Scan the listing below for the word "analysis" and state how many lines hold it. Write nothing but the number.

* **DATASET RECORDS**
==*==
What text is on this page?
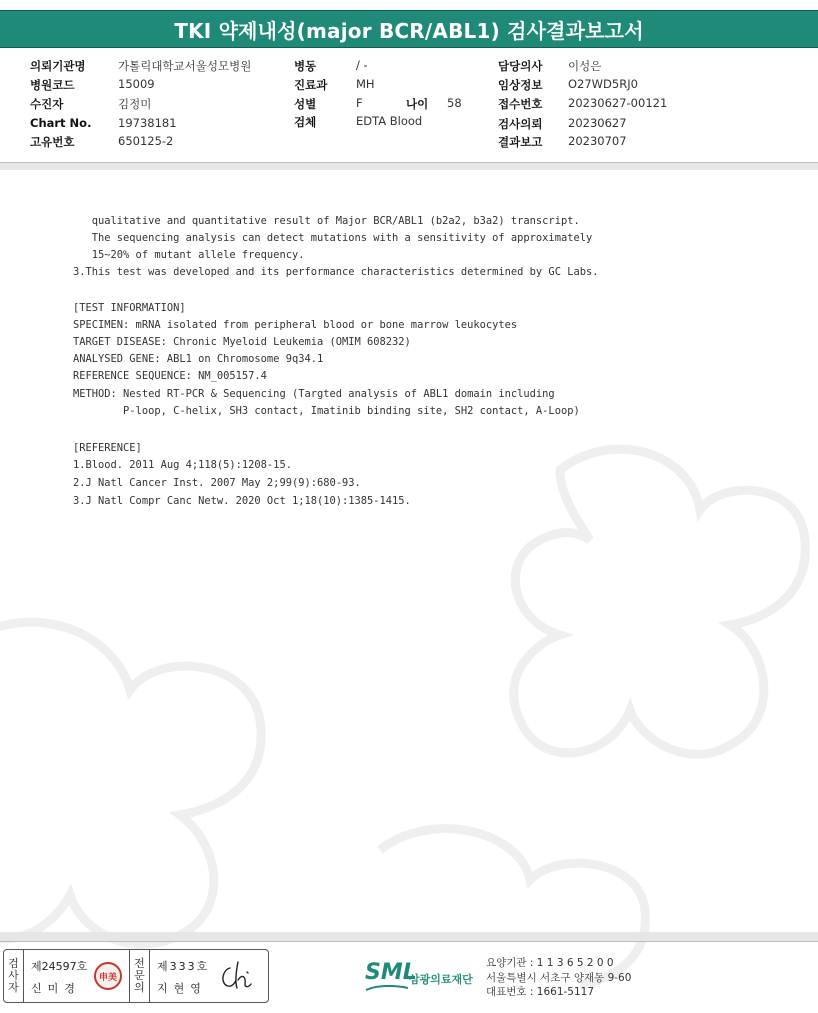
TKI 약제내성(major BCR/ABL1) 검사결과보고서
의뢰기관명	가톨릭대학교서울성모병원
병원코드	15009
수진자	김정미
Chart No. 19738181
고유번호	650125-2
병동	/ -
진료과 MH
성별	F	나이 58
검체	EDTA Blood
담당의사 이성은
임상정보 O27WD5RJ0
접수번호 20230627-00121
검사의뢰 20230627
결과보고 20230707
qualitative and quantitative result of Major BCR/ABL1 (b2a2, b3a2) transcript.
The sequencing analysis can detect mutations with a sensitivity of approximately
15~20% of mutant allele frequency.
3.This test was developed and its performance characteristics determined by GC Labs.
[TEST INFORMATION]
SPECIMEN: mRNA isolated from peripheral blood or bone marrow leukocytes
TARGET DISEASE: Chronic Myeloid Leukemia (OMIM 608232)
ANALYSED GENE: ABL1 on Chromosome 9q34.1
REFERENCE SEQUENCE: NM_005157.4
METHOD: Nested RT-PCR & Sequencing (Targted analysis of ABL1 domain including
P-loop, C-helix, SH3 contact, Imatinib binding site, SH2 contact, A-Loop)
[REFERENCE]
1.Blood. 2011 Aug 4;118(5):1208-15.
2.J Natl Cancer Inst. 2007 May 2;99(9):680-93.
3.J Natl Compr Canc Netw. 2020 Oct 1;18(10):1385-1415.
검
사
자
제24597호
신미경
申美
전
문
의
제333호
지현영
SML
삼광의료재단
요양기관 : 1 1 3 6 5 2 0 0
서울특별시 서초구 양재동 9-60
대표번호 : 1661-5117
==*==
* **EXERCISE RESPONSE**
2